Material shown —
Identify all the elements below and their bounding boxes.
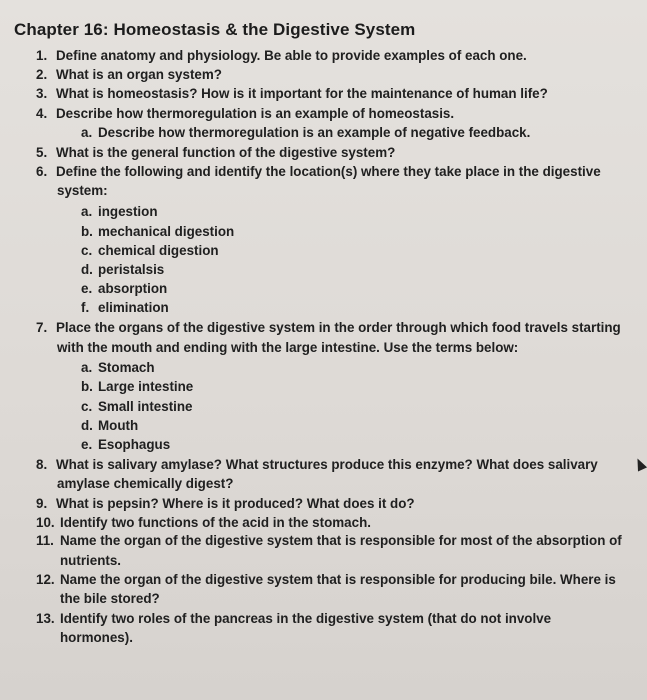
question-number: 5. xyxy=(36,145,48,160)
question-1 xyxy=(36,48,527,64)
mouse-cursor-icon xyxy=(633,456,647,471)
sub-text: absorption xyxy=(98,281,168,296)
question-text: Describe how thermoregulation is an example of homeostasis. xyxy=(56,106,455,121)
question-text: What is an organ system? xyxy=(56,67,222,82)
sub-text: Small intestine xyxy=(98,399,193,414)
sub-item xyxy=(81,379,193,395)
question-number: 4. xyxy=(36,106,48,121)
sub-item xyxy=(81,281,167,297)
question-continuation: system: xyxy=(57,183,108,198)
sub-text: Large intestine xyxy=(98,379,194,394)
sub-letter: a. xyxy=(81,360,93,375)
question-text: Define the following and identify the location(s) where they take place in the digestive xyxy=(56,164,601,179)
question-continuation: amylase chemically digest? xyxy=(57,476,234,491)
question-11 xyxy=(36,533,622,549)
sub-item xyxy=(81,360,155,376)
question-10 xyxy=(36,515,371,531)
question-3 xyxy=(36,86,548,102)
sub-text: Stomach xyxy=(98,360,155,375)
question-text: Define anatomy and physiology. Be able to provide examples of each one. xyxy=(56,48,527,63)
sub-item xyxy=(81,418,138,434)
sub-item xyxy=(81,224,234,240)
question-number: 6. xyxy=(36,164,48,179)
question-7 xyxy=(36,320,621,336)
sub-text: elimination xyxy=(98,300,169,315)
question-number: 8. xyxy=(36,457,48,472)
question-continuation: with the mouth and ending with the large intestine. Use the terms below: xyxy=(57,340,519,355)
sub-letter: c. xyxy=(81,243,93,258)
question-8 xyxy=(36,457,598,473)
question-text: Place the organs of the digestive system in the order through which food travels starting xyxy=(56,320,621,335)
question-number: 13. xyxy=(36,611,55,626)
question-text: Name the organ of the digestive system that is responsible for producing bile. Where is xyxy=(60,572,616,587)
question-number: 7. xyxy=(36,320,48,335)
sub-item xyxy=(81,204,158,220)
sub-text: chemical digestion xyxy=(98,243,219,258)
sub-text: ingestion xyxy=(98,204,158,219)
question-text: What is the general function of the digestive system? xyxy=(56,145,396,160)
question-number: 9. xyxy=(36,496,48,511)
sub-letter: b. xyxy=(81,224,93,239)
question-number: 3. xyxy=(36,86,48,101)
sub-text: Describe how thermoregulation is an example of negative feedback. xyxy=(98,125,531,140)
sub-letter: a. xyxy=(81,204,93,219)
sub-letter: c. xyxy=(81,399,93,414)
question-12 xyxy=(36,572,616,588)
question-continuation: the bile stored? xyxy=(60,591,160,606)
question-5 xyxy=(36,145,395,161)
page-title: Chapter 16: Homeostasis & the Digestive System xyxy=(14,20,416,39)
sub-letter: a. xyxy=(81,125,93,140)
sub-text: mechanical digestion xyxy=(98,224,235,239)
question-9 xyxy=(36,496,415,512)
question-number: 1. xyxy=(36,48,48,63)
sub-letter: e. xyxy=(81,437,93,452)
question-text: What is pepsin? Where is it produced? What does it do? xyxy=(56,496,415,511)
sub-letter: b. xyxy=(81,379,93,394)
question-4 xyxy=(36,106,454,122)
sub-item xyxy=(81,262,164,278)
sub-item xyxy=(81,243,219,259)
question-text: Name the organ of the digestive system that is responsible for most of the absorption of xyxy=(60,533,622,548)
question-13 xyxy=(36,611,551,627)
sub-text: peristalsis xyxy=(98,262,165,277)
question-number: 2. xyxy=(36,67,48,82)
sub-item xyxy=(81,125,530,141)
question-text: Identify two functions of the acid in the stomach. xyxy=(60,515,371,530)
question-6 xyxy=(36,164,601,180)
sub-item xyxy=(81,399,193,415)
question-number: 11. xyxy=(36,533,54,548)
question-continuation: hormones). xyxy=(60,630,133,645)
sub-letter: f. xyxy=(81,300,90,315)
question-number: 12. xyxy=(36,572,55,587)
sub-letter: d. xyxy=(81,262,93,277)
sub-text: Esophagus xyxy=(98,437,171,452)
question-text: What is salivary amylase? What structures produce this enzyme? What does salivary xyxy=(56,457,598,472)
question-continuation: nutrients. xyxy=(60,553,122,568)
question-text: Identify two roles of the pancreas in the digestive system (that do not involve xyxy=(60,611,552,626)
question-text: What is homeostasis? How is it important for the maintenance of human life? xyxy=(56,86,548,101)
question-2 xyxy=(36,67,222,83)
sub-letter: d. xyxy=(81,418,93,433)
sub-item xyxy=(81,437,170,453)
sub-letter: e. xyxy=(81,281,93,296)
sub-item xyxy=(81,300,169,316)
sub-text: Mouth xyxy=(98,418,139,433)
question-number: 10. xyxy=(36,515,55,530)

Aim of the task —
Your answer must be the records above, word for word, with no pictures.

Output of the task —
Identify all the elements below and their bounding boxes.
question-number: 5. xyxy=(36,145,48,160)
question-1 xyxy=(36,48,527,64)
mouse-cursor-icon xyxy=(633,456,647,471)
sub-text: absorption xyxy=(98,281,168,296)
question-text: Describe how thermoregulation is an example of homeostasis. xyxy=(56,106,455,121)
question-text: What is an organ system? xyxy=(56,67,222,82)
sub-text: Small intestine xyxy=(98,399,193,414)
sub-item xyxy=(81,379,193,395)
question-number: 4. xyxy=(36,106,48,121)
sub-item xyxy=(81,281,167,297)
question-continuation: system: xyxy=(57,183,108,198)
sub-text: Large intestine xyxy=(98,379,194,394)
sub-letter: a. xyxy=(81,360,93,375)
question-text: Define the following and identify the location(s) where they take place in the digestive xyxy=(56,164,601,179)
question-continuation: amylase chemically digest? xyxy=(57,476,234,491)
question-11 xyxy=(36,533,622,549)
sub-item xyxy=(81,360,155,376)
question-10 xyxy=(36,515,371,531)
question-3 xyxy=(36,86,548,102)
sub-text: Stomach xyxy=(98,360,155,375)
question-text: Define anatomy and physiology. Be able to provide examples of each one. xyxy=(56,48,527,63)
sub-item xyxy=(81,418,138,434)
sub-item xyxy=(81,224,234,240)
question-number: 6. xyxy=(36,164,48,179)
question-7 xyxy=(36,320,621,336)
sub-text: elimination xyxy=(98,300,169,315)
question-number: 8. xyxy=(36,457,48,472)
question-continuation: with the mouth and ending with the large intestine. Use the terms below: xyxy=(57,340,519,355)
sub-letter: c. xyxy=(81,243,93,258)
question-8 xyxy=(36,457,598,473)
question-text: Place the organs of the digestive system in the order through which food travels starting xyxy=(56,320,621,335)
question-number: 13. xyxy=(36,611,55,626)
question-text: Name the organ of the digestive system that is responsible for producing bile. Where is xyxy=(60,572,616,587)
question-number: 7. xyxy=(36,320,48,335)
sub-item xyxy=(81,204,158,220)
sub-text: chemical digestion xyxy=(98,243,219,258)
sub-text: ingestion xyxy=(98,204,158,219)
question-text: What is the general function of the digestive system? xyxy=(56,145,396,160)
question-number: 9. xyxy=(36,496,48,511)
sub-letter: b. xyxy=(81,224,93,239)
question-number: 3. xyxy=(36,86,48,101)
sub-text: Describe how thermoregulation is an example of negative feedback. xyxy=(98,125,531,140)
sub-letter: a. xyxy=(81,204,93,219)
sub-letter: c. xyxy=(81,399,93,414)
question-12 xyxy=(36,572,616,588)
question-continuation: the bile stored? xyxy=(60,591,160,606)
question-5 xyxy=(36,145,395,161)
page-title: Chapter 16: Homeostasis & the Digestive System xyxy=(14,20,416,39)
sub-letter: a. xyxy=(81,125,93,140)
sub-text: mechanical digestion xyxy=(98,224,235,239)
question-9 xyxy=(36,496,415,512)
question-number: 1. xyxy=(36,48,48,63)
sub-letter: e. xyxy=(81,437,93,452)
question-text: What is pepsin? Where is it produced? What does it do? xyxy=(56,496,415,511)
sub-letter: b. xyxy=(81,379,93,394)
question-4 xyxy=(36,106,454,122)
sub-item xyxy=(81,262,164,278)
sub-item xyxy=(81,243,219,259)
question-text: Name the organ of the digestive system that is responsible for most of the absorption of xyxy=(60,533,622,548)
question-13 xyxy=(36,611,551,627)
sub-text: peristalsis xyxy=(98,262,165,277)
question-number: 2. xyxy=(36,67,48,82)
sub-item xyxy=(81,125,530,141)
question-text: Identify two functions of the acid in the stomach. xyxy=(60,515,371,530)
question-6 xyxy=(36,164,601,180)
sub-item xyxy=(81,399,193,415)
question-number: 11. xyxy=(36,533,54,548)
question-continuation: hormones). xyxy=(60,630,133,645)
sub-letter: f. xyxy=(81,300,90,315)
question-number: 12. xyxy=(36,572,55,587)
sub-letter: d. xyxy=(81,262,93,277)
sub-text: Esophagus xyxy=(98,437,171,452)
question-text: What is salivary amylase? What structures produce this enzyme? What does salivary xyxy=(56,457,598,472)
question-continuation: nutrients. xyxy=(60,553,122,568)
question-text: Identify two roles of the pancreas in the digestive system (that do not involve xyxy=(60,611,552,626)
question-text: What is homeostasis? How is it important for the maintenance of human life? xyxy=(56,86,548,101)
question-2 xyxy=(36,67,222,83)
sub-letter: d. xyxy=(81,418,93,433)
sub-item xyxy=(81,437,170,453)
sub-letter: e. xyxy=(81,281,93,296)
sub-item xyxy=(81,300,169,316)
sub-text: Mouth xyxy=(98,418,139,433)
question-number: 10. xyxy=(36,515,55,530)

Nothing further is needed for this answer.